» TASK REQUIREMENTS:
Reproduce all of the data exactly, with no line skipped.

Stored data:
■ ■ ■ ■ ■

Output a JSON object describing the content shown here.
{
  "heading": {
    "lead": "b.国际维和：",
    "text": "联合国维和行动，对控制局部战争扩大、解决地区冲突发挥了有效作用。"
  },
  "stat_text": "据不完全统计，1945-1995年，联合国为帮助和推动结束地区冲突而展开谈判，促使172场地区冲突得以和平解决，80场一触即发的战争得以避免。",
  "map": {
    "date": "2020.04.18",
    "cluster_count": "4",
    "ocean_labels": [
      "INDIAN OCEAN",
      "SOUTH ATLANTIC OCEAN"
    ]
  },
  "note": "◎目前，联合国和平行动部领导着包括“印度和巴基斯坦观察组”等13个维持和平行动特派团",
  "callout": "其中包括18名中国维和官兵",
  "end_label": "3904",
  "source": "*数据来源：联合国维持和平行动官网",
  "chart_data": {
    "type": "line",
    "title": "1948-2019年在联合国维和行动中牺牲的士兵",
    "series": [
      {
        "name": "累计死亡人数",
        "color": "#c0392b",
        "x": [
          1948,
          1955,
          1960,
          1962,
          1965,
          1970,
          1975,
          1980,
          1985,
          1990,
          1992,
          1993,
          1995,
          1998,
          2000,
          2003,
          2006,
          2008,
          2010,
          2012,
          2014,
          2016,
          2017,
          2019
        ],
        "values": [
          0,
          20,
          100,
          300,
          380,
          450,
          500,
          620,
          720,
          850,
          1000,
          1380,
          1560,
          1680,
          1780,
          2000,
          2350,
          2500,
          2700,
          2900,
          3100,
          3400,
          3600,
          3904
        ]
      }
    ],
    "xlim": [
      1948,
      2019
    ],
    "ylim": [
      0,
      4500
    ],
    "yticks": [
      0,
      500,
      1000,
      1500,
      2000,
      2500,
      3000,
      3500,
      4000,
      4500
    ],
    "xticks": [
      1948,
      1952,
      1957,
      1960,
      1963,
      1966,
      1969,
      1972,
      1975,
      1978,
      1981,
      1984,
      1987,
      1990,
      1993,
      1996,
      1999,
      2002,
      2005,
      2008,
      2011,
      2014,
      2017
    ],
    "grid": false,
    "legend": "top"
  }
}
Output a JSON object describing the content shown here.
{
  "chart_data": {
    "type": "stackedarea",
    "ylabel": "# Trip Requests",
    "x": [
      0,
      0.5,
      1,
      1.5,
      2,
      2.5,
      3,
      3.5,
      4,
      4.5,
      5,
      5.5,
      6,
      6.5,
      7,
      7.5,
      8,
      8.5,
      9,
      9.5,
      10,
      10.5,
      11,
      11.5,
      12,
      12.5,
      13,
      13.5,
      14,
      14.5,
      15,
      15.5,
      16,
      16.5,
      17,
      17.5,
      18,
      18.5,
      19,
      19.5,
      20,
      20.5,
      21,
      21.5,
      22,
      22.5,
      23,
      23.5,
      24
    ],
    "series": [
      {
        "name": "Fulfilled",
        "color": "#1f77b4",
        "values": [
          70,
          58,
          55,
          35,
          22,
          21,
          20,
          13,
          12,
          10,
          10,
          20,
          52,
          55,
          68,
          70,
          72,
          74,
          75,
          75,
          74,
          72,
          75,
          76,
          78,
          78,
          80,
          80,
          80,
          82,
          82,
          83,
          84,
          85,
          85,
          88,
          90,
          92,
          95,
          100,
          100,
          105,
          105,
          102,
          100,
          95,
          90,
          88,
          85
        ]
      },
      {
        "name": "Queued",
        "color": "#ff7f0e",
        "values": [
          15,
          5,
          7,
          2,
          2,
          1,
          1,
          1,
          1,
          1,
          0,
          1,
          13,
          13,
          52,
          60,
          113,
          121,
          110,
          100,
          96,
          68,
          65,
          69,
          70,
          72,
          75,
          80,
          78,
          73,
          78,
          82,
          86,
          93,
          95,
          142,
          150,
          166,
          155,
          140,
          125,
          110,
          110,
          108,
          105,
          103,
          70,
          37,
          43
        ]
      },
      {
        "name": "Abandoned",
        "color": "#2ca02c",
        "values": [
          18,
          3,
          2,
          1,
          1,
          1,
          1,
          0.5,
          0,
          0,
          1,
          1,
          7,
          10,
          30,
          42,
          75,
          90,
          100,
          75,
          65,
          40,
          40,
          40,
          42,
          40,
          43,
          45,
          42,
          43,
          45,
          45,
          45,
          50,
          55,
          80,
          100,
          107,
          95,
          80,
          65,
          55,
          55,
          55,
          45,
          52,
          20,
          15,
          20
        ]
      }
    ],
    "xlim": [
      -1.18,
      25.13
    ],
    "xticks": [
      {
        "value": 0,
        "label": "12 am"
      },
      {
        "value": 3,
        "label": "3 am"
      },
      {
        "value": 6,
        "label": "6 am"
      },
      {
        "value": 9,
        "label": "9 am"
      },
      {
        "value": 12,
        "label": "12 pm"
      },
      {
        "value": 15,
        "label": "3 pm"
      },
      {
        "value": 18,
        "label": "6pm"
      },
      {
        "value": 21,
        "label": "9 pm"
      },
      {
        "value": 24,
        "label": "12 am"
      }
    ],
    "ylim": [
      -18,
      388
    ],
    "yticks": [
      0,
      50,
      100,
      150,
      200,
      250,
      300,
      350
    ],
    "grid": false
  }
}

■ ■ ■ ■ ■

» TASK OUTPUT:
Output a JSON object describing the content shown here.
{
  "heading": {
    "lead": "b.国际维和：",
    "text": "联合国维和行动，对控制局部战争扩大、解决地区冲突发挥了有效作用。"
  },
  "stat_text": "据不完全统计，1945-1995年，联合国为帮助和推动结束地区冲突而展开谈判，促使172场地区冲突得以和平解决，80场一触即发的战争得以避免。",
  "map": {
    "date": "2020.04.18",
    "cluster_count": "4",
    "ocean_labels": [
      "INDIAN OCEAN",
      "SOUTH ATLANTIC OCEAN"
    ]
  },
  "note": "◎目前，联合国和平行动部领导着包括“印度和巴基斯坦观察组”等13个维持和平行动特派团",
  "callout": "其中包括18名中国维和官兵",
  "end_label": "3904",
  "source": "*数据来源：联合国维持和平行动官网",
  "chart_data": {
    "type": "line",
    "title": "1948-2019年在联合国维和行动中牺牲的士兵",
    "series": [
      {
        "name": "累计死亡人数",
        "color": "#c0392b",
        "x": [
          1948,
          1955,
          1960,
          1962,
          1965,
          1970,
          1975,
          1980,
          1985,
          1990,
          1992,
          1993,
          1995,
          1998,
          2000,
          2003,
          2006,
          2008,
          2010,
          2012,
          2014,
          2016,
          2017,
          2019
        ],
        "values": [
          0,
          20,
          100,
          300,
          380,
          450,
          500,
          620,
          720,
          850,
          1000,
          1380,
          1560,
          1680,
          1780,
          2000,
          2350,
          2500,
          2700,
          2900,
          3100,
          3400,
          3600,
          3904
        ]
      }
    ],
    "xlim": [
      1948,
      2019
    ],
    "ylim": [
      0,
      4500
    ],
    "yticks": [
      0,
      500,
      1000,
      1500,
      2000,
      2500,
      3000,
      3500,
      4000,
      4500
    ],
    "xticks": [
      1948,
      1952,
      1957,
      1960,
      1963,
      1966,
      1969,
      1972,
      1975,
      1978,
      1981,
      1984,
      1987,
      1990,
      1993,
      1996,
      1999,
      2002,
      2005,
      2008,
      2011,
      2014,
      2017
    ],
    "grid": false,
    "legend": "top"
  }
}
Output a JSON object describing the content shown here.
{
  "chart_data": {
    "type": "stackedarea",
    "ylabel": "# Trip Requests",
    "x": [
      0,
      0.5,
      1,
      1.5,
      2,
      2.5,
      3,
      3.5,
      4,
      4.5,
      5,
      5.5,
      6,
      6.5,
      7,
      7.5,
      8,
      8.5,
      9,
      9.5,
      10,
      10.5,
      11,
      11.5,
      12,
      12.5,
      13,
      13.5,
      14,
      14.5,
      15,
      15.5,
      16,
      16.5,
      17,
      17.5,
      18,
      18.5,
      19,
      19.5,
      20,
      20.5,
      21,
      21.5,
      22,
      22.5,
      23,
      23.5,
      24
    ],
    "series": [
      {
        "name": "Fulfilled",
        "color": "#1f77b4",
        "values": [
          70,
          58,
          55,
          35,
          22,
          21,
          20,
          13,
          12,
          10,
          10,
          20,
          52,
          55,
          68,
          70,
          72,
          74,
          75,
          75,
          74,
          72,
          75,
          76,
          78,
          78,
          80,
          80,
          80,
          82,
          82,
          83,
          84,
          85,
          85,
          88,
          90,
          92,
          95,
          100,
          100,
          105,
          105,
          102,
          100,
          95,
          90,
          88,
          85
        ]
      },
      {
        "name": "Queued",
        "color": "#ff7f0e",
        "values": [
          15,
          5,
          7,
          2,
          2,
          1,
          1,
          1,
          1,
          1,
          0,
          1,
          13,
          13,
          52,
          60,
          113,
          121,
          110,
          100,
          96,
          68,
          65,
          69,
          70,
          72,
          75,
          80,
          78,
          73,
          78,
          82,
          86,
          93,
          95,
          142,
          150,
          166,
          155,
          140,
          125,
          110,
          110,
          108,
          105,
          103,
          70,
          37,
          43
        ]
      },
      {
        "name": "Abandoned",
        "color": "#2ca02c",
        "values": [
          18,
          3,
          2,
          1,
          1,
          1,
          1,
          0.5,
          0,
          0,
          1,
          1,
          7,
          10,
          30,
          42,
          75,
          90,
          100,
          75,
          65,
          40,
          40,
          40,
          42,
          40,
          43,
          45,
          42,
          43,
          45,
          45,
          45,
          50,
          55,
          80,
          100,
          107,
          95,
          80,
          65,
          55,
          55,
          55,
          45,
          52,
          20,
          15,
          20
        ]
      }
    ],
    "xlim": [
      -1.18,
      25.13
    ],
    "xticks": [
      {
        "value": 0,
        "label": "12 am"
      },
      {
        "value": 3,
        "label": "3 am"
      },
      {
        "value": 6,
        "label": "6 am"
      },
      {
        "value": 9,
        "label": "9 am"
      },
      {
        "value": 12,
        "label": "12 pm"
      },
      {
        "value": 15,
        "label": "3 pm"
      },
      {
        "value": 18,
        "label": "6pm"
      },
      {
        "value": 21,
        "label": "9 pm"
      },
      {
        "value": 24,
        "label": "12 am"
      }
    ],
    "ylim": [
      -18,
      388
    ],
    "yticks": [
      0,
      50,
      100,
      150,
      200,
      250,
      300,
      350
    ],
    "grid": false
  }
}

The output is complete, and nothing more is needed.